===== Provided records =====

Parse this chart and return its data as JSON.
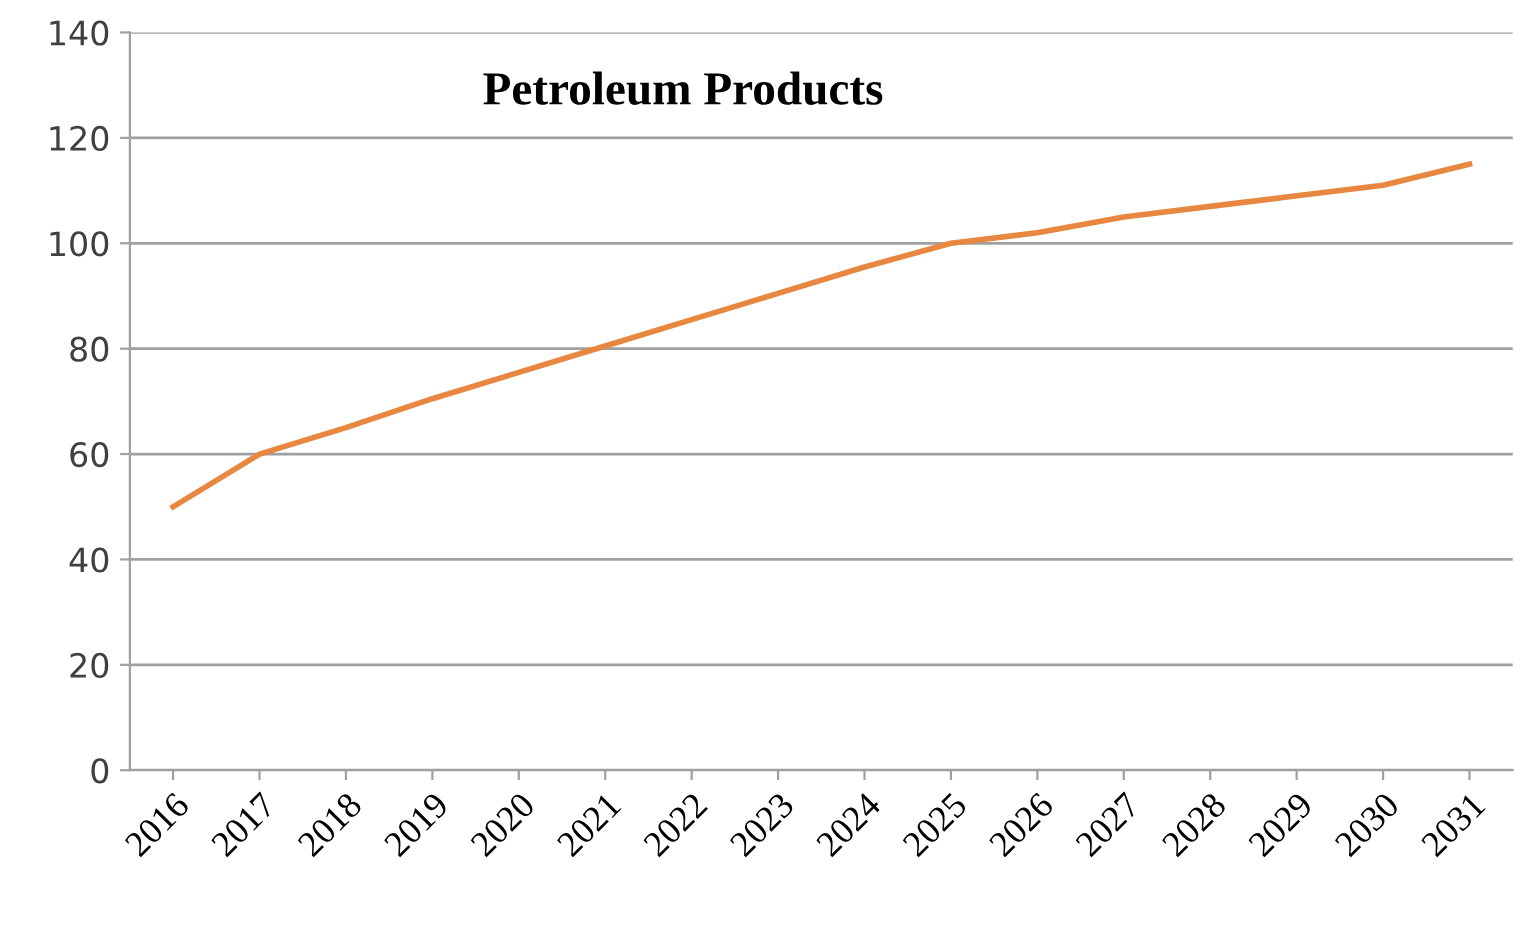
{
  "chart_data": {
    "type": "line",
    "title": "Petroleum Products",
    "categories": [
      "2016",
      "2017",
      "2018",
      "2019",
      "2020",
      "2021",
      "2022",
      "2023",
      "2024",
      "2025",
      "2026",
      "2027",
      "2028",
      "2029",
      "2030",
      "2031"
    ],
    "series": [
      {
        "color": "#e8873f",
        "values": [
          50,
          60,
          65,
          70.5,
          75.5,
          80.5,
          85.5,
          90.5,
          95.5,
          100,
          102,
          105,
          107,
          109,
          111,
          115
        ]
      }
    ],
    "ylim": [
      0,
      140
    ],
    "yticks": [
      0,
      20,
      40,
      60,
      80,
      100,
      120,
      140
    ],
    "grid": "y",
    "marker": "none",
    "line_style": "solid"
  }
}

=====
===== Provided records =====

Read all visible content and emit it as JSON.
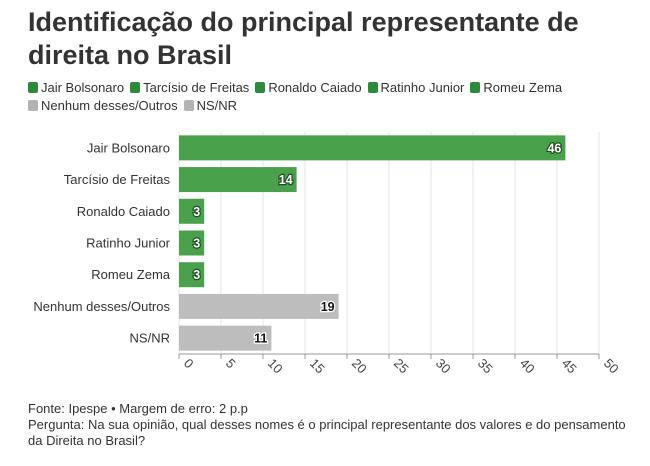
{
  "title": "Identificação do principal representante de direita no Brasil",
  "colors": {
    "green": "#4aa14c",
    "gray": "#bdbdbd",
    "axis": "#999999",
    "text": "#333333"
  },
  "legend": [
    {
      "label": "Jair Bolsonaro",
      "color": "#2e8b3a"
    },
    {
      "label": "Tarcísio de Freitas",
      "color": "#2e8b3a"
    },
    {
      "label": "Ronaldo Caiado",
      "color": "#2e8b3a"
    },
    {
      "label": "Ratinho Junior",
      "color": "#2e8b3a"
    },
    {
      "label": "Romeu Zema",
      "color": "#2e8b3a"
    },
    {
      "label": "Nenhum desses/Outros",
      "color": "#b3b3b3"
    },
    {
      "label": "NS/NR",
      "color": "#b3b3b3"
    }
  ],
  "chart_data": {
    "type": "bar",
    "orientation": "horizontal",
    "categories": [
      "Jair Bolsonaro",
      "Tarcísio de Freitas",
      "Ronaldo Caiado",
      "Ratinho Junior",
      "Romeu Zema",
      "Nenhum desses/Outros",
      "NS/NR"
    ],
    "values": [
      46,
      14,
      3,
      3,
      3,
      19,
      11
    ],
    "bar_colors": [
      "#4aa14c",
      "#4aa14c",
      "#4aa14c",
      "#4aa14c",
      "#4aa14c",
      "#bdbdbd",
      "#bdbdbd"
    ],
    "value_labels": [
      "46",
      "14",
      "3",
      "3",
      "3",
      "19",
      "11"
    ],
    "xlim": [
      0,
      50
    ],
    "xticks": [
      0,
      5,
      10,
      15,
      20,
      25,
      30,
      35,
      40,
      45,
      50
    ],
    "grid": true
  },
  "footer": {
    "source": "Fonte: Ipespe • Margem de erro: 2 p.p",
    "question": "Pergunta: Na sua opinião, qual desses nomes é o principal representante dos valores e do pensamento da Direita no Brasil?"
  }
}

=====

*Instructions to follow:*
State the number of lines in this listing that contain the string "representante", and add nothing else.

*Answer to the exercise:*
2